#### EXERCISE DIRECTIONS:
The records below must be written out exactly, with every picture left behind.

— start RECORDS SUPPLIED —

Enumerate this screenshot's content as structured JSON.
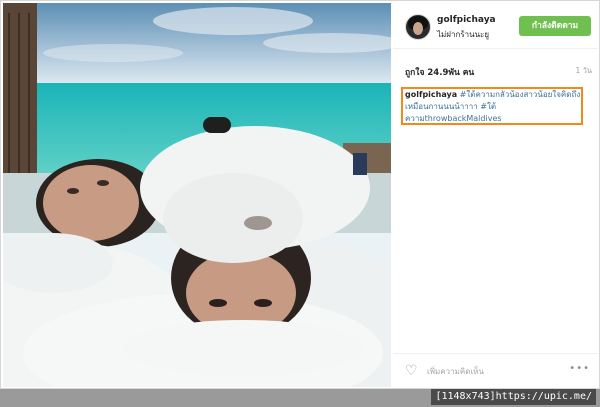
{
  "post": {
    "username": "golfpichaya",
    "location": "ไม่ฝากร้านนะยู",
    "follow_label": "กำลังติดตาม",
    "likes": "ถูกใจ 24.9พัน คน",
    "time_ago": "1 วัน",
    "caption": {
      "user": "golfpichaya",
      "tag1": "#ใต้ความกลัวน้องสาวน้อยใจคิดถึงเหมือนกานนนน้าาาา",
      "tag2": "#ใต้ความthrowbackMaldives"
    },
    "caption_lines": [
      "golfpichaya #ใต้ความกลัวน้องสาวน้อยใจ",
      "คิดถึงเหมือนกานนนน้าาาา #ใต้",
      "ความthrowbackMaldives"
    ]
  },
  "comment": {
    "placeholder": "เพิ่มความคิดเห็น",
    "like_icon": "heart-outline-icon",
    "more_label": "•••"
  },
  "watermark": "[1148x743]https://upic.me/",
  "colors": {
    "follow_button": "#70c050",
    "hashtag": "#3f729b",
    "highlight_box": "#f08a1c"
  }
}
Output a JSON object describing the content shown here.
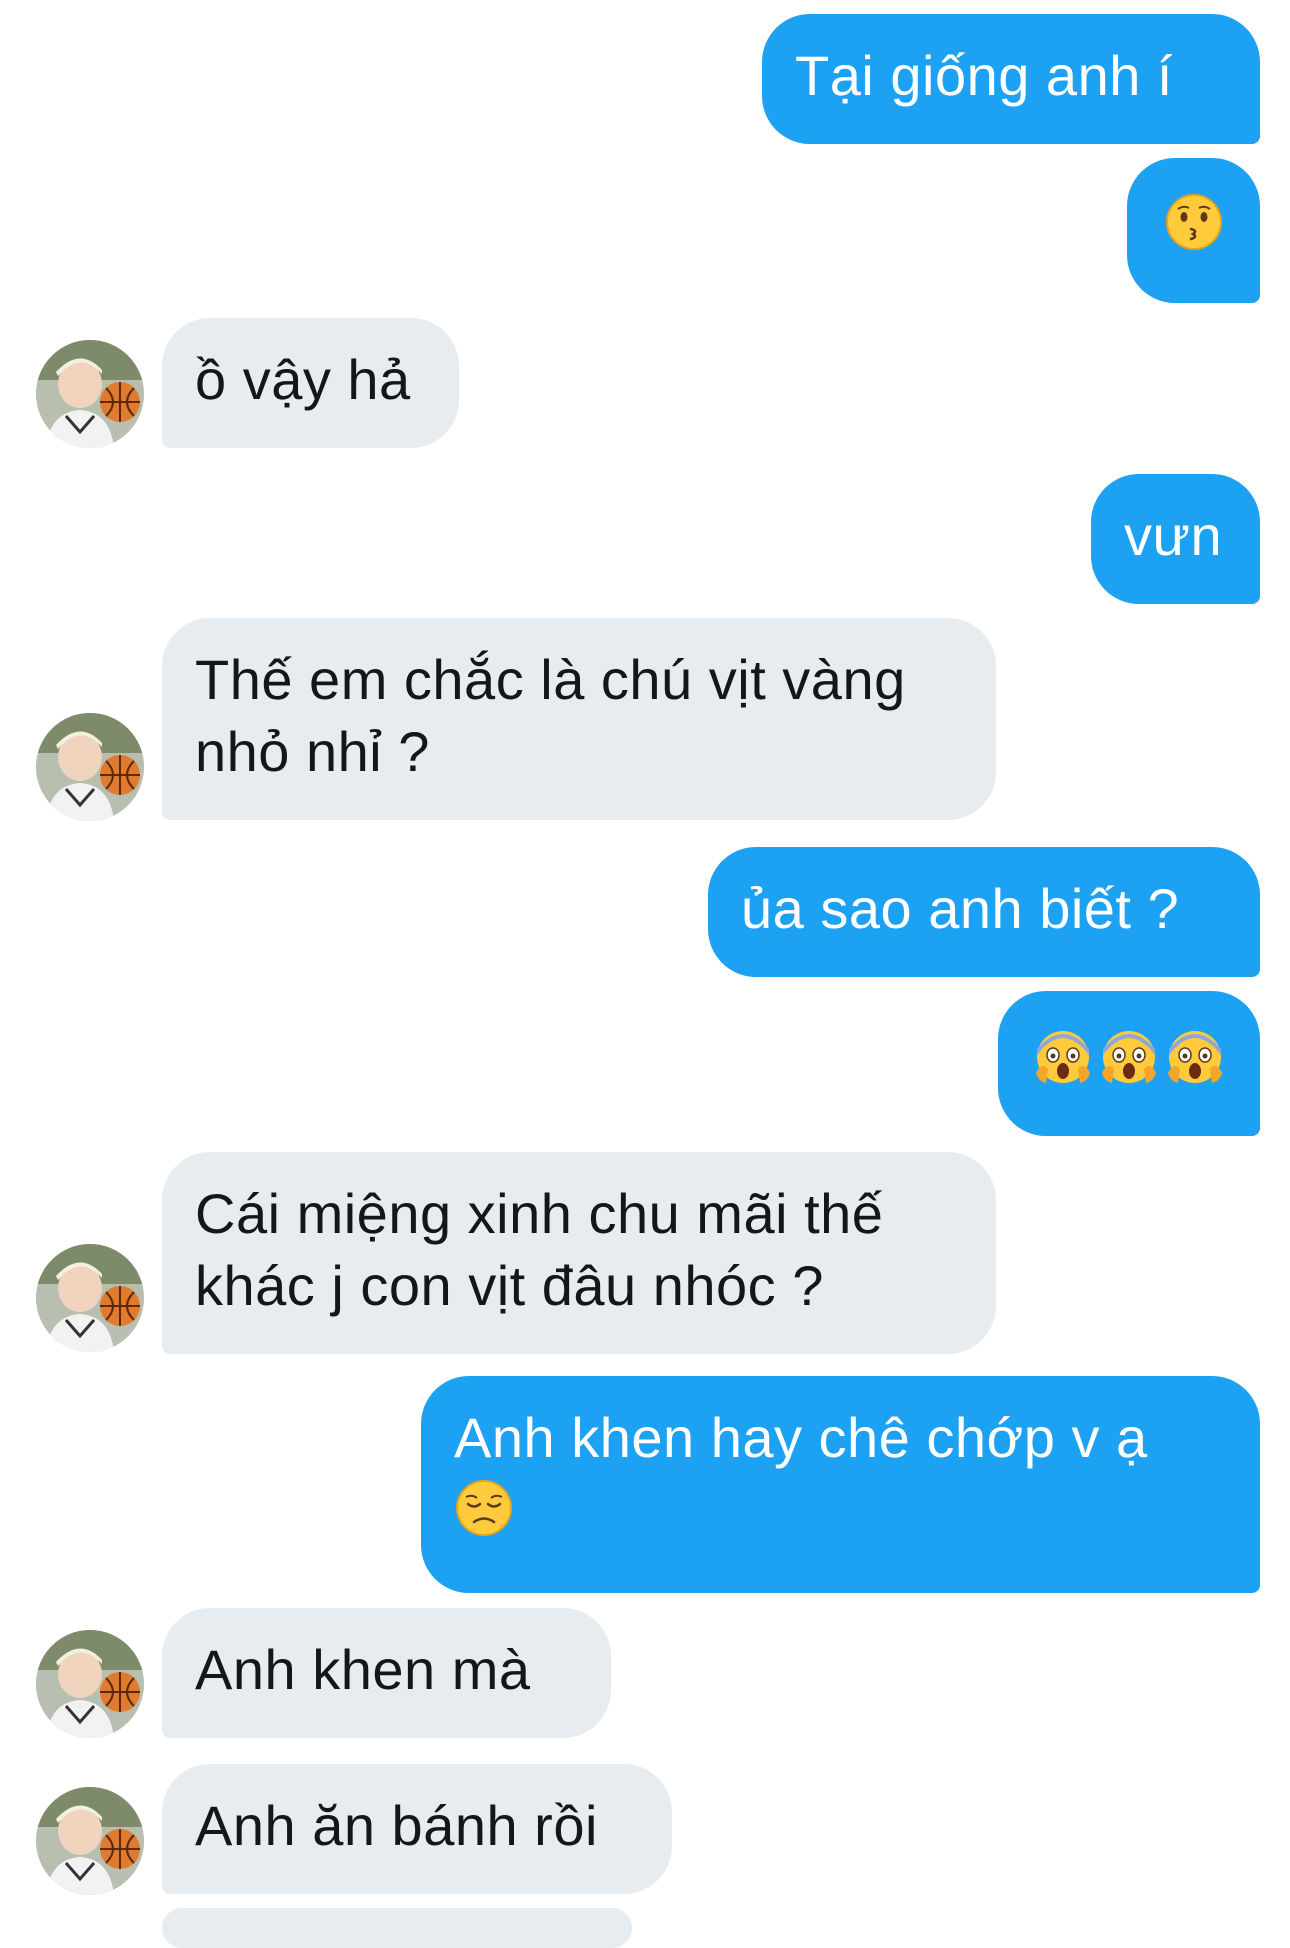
{
  "conversation": {
    "messages": [
      {
        "side": "out",
        "text": "Tại giống anh í"
      },
      {
        "side": "out",
        "emoji": [
          "kissing-face"
        ]
      },
      {
        "side": "in",
        "text": "ồ vậy hả"
      },
      {
        "side": "out",
        "text": "vưn"
      },
      {
        "side": "in",
        "text": "Thế em chắc là chú vịt vàng nhỏ nhỉ ?"
      },
      {
        "side": "out",
        "text": "ủa sao anh biết ?"
      },
      {
        "side": "out",
        "emoji": [
          "screaming-face",
          "screaming-face",
          "screaming-face"
        ]
      },
      {
        "side": "in",
        "text": "Cái miệng xinh chu mãi thế khác j con vịt đâu nhóc ?"
      },
      {
        "side": "out",
        "text": "Anh khen hay chê chớp v ạ",
        "emoji": [
          "disappointed-face"
        ]
      },
      {
        "side": "in",
        "text": "Anh khen mà"
      },
      {
        "side": "in",
        "text": "Anh ăn bánh rồi"
      }
    ]
  },
  "colors": {
    "outgoing_bubble": "#1da1f2",
    "incoming_bubble": "#e6ecf0",
    "outgoing_text": "#ffffff",
    "incoming_text": "#14171a"
  },
  "icons": {
    "avatar": "user-avatar-basketball",
    "kissing": "kissing-face-icon",
    "screaming": "face-screaming-in-fear-icon",
    "disappointed": "disappointed-face-icon"
  }
}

— end RECORDS SUPPLIED —

#### FINISHED EXERCISE:
Enumerate this screenshot's content as structured JSON.
{
  "post": {
    "username": "golfpichaya",
    "location": "ไม่ฝากร้านนะยู",
    "follow_label": "กำลังติดตาม",
    "likes": "ถูกใจ 24.9พัน คน",
    "time_ago": "1 วัน",
    "caption": {
      "user": "golfpichaya",
      "tag1": "#ใต้ความกลัวน้องสาวน้อยใจคิดถึงเหมือนกานนนน้าาาา",
      "tag2": "#ใต้ความthrowbackMaldives"
    },
    "caption_lines": [
      "golfpichaya #ใต้ความกลัวน้องสาวน้อยใจ",
      "คิดถึงเหมือนกานนนน้าาาา #ใต้",
      "ความthrowbackMaldives"
    ]
  },
  "comment": {
    "placeholder": "เพิ่มความคิดเห็น",
    "like_icon": "heart-outline-icon",
    "more_label": "•••"
  },
  "watermark": "[1148x743]https://upic.me/",
  "colors": {
    "follow_button": "#70c050",
    "hashtag": "#3f729b",
    "highlight_box": "#f08a1c"
  }
}
Output a JSON object describing the content shown here.
{
  "conversation": {
    "messages": [
      {
        "side": "out",
        "text": "Tại giống anh í"
      },
      {
        "side": "out",
        "emoji": [
          "kissing-face"
        ]
      },
      {
        "side": "in",
        "text": "ồ vậy hả"
      },
      {
        "side": "out",
        "text": "vưn"
      },
      {
        "side": "in",
        "text": "Thế em chắc là chú vịt vàng nhỏ nhỉ ?"
      },
      {
        "side": "out",
        "text": "ủa sao anh biết ?"
      },
      {
        "side": "out",
        "emoji": [
          "screaming-face",
          "screaming-face",
          "screaming-face"
        ]
      },
      {
        "side": "in",
        "text": "Cái miệng xinh chu mãi thế khác j con vịt đâu nhóc ?"
      },
      {
        "side": "out",
        "text": "Anh khen hay chê chớp v ạ",
        "emoji": [
          "disappointed-face"
        ]
      },
      {
        "side": "in",
        "text": "Anh khen mà"
      },
      {
        "side": "in",
        "text": "Anh ăn bánh rồi"
      }
    ]
  },
  "colors": {
    "outgoing_bubble": "#1da1f2",
    "incoming_bubble": "#e6ecf0",
    "outgoing_text": "#ffffff",
    "incoming_text": "#14171a"
  },
  "icons": {
    "avatar": "user-avatar-basketball",
    "kissing": "kissing-face-icon",
    "screaming": "face-screaming-in-fear-icon",
    "disappointed": "disappointed-face-icon"
  }
}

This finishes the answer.